Saved data entries:
◇ ◇ ◇ ◇ ◇

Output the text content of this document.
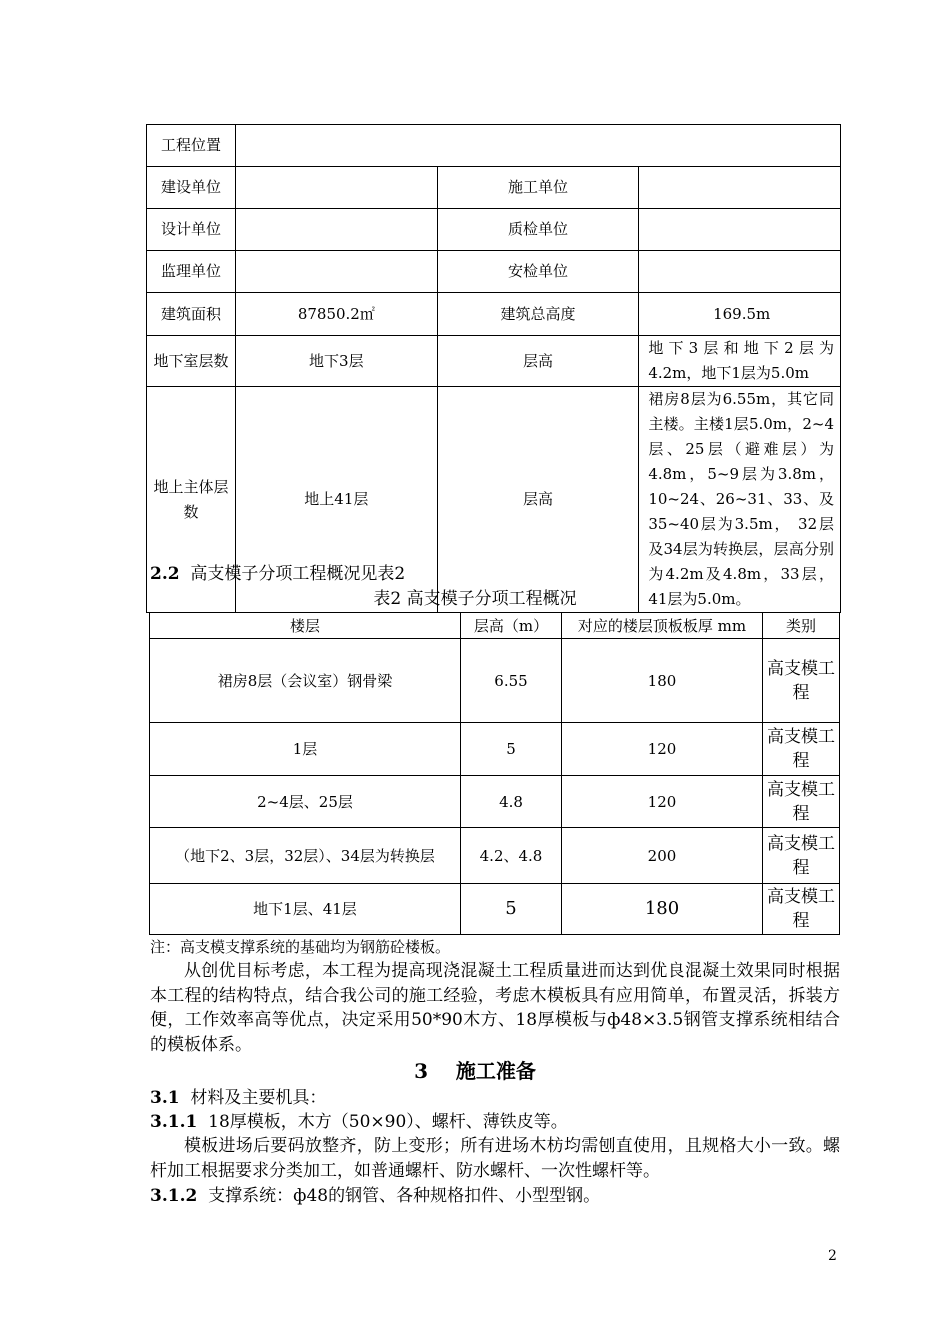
工程位置			
建设单位		施工单位	
设计单位		质检单位	
监理单位		安检单位	
建筑面积	87850.2㎡	建筑总高度	169.5m
地下室层数	地下3层	层高	地下3层和地下2层为4.2m，地下1层为5.0m
地上主体层数	地上41层	层高	裙房8层为6.55m，其它同主楼。主楼1层5.0m，2~4层、25层（避难层）为4.8m，5~9层为3.8m，10~24、26~31、33、及35~40层为3.5m， 32层及34层为转换层，层高分别为4.2m及4.8m，33层，41层为5.0m。
2.2 高支模子分项工程概况见表2
表2 高支模子分项工程概况
楼层	层高（m）	对应的楼层顶板板厚 mm	类别
裙房8层（会议室）钢骨梁	6.55	180	高支模工程
1层	5	120	高支模工程
2~4层、25层	4.8	120	高支模工程
（地下2、3层，32层）、34层为转换层	4.2、4.8	200	高支模工程
地下1层、41层	5	180	高支模工程
注：高支模支撑系统的基础均为钢筋砼楼板。
从创优目标考虑，本工程为提高现浇混凝土工程质量进而达到优良混凝土效果同时根据本工程的结构特点，结合我公司的施工经验，考虑木模板具有应用简单，布置灵活，拆装方便，工作效率高等优点，决定采用50*90木方、18厚模板与ф48×3.5钢管支撑系统相结合的模板体系。
3 施工准备
3.1 材料及主要机具：
3.1.1 18厚模板，木方（50×90）、螺杆、薄铁皮等。
模板进场后要码放整齐，防上变形；所有进场木枋均需刨直使用，且规格大小一致。螺杆加工根据要求分类加工，如普通螺杆、防水螺杆、一次性螺杆等。
3.1.2 支撑系统：ф48的钢管、各种规格扣件、小型型钢。
2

◇ ◇ ◇ ◇ ◇

Take the listing above and restate it word for word, without its pictures.

▶ **Worked solution**
Output the text content of this document.
工程位置			
建设单位		施工单位	
设计单位		质检单位	
监理单位		安检单位	
建筑面积	87850.2㎡	建筑总高度	169.5m
地下室层数	地下3层	层高	地下3层和地下2层为4.2m，地下1层为5.0m
地上主体层数	地上41层	层高	裙房8层为6.55m，其它同主楼。主楼1层5.0m，2~4层、25层（避难层）为4.8m，5~9层为3.8m，10~24、26~31、33、及35~40层为3.5m， 32层及34层为转换层，层高分别为4.2m及4.8m，33层，41层为5.0m。
2.2 高支模子分项工程概况见表2
表2 高支模子分项工程概况
楼层	层高（m）	对应的楼层顶板板厚 mm	类别
裙房8层（会议室）钢骨梁	6.55	180	高支模工程
1层	5	120	高支模工程
2~4层、25层	4.8	120	高支模工程
（地下2、3层，32层）、34层为转换层	4.2、4.8	200	高支模工程
地下1层、41层	5	180	高支模工程
注：高支模支撑系统的基础均为钢筋砼楼板。
从创优目标考虑，本工程为提高现浇混凝土工程质量进而达到优良混凝土效果同时根据本工程的结构特点，结合我公司的施工经验，考虑木模板具有应用简单，布置灵活，拆装方便，工作效率高等优点，决定采用50*90木方、18厚模板与ф48×3.5钢管支撑系统相结合的模板体系。
3 施工准备
3.1 材料及主要机具：
3.1.1 18厚模板，木方（50×90）、螺杆、薄铁皮等。
模板进场后要码放整齐，防上变形；所有进场木枋均需刨直使用，且规格大小一致。螺杆加工根据要求分类加工，如普通螺杆、防水螺杆、一次性螺杆等。
3.1.2 支撑系统：ф48的钢管、各种规格扣件、小型型钢。
2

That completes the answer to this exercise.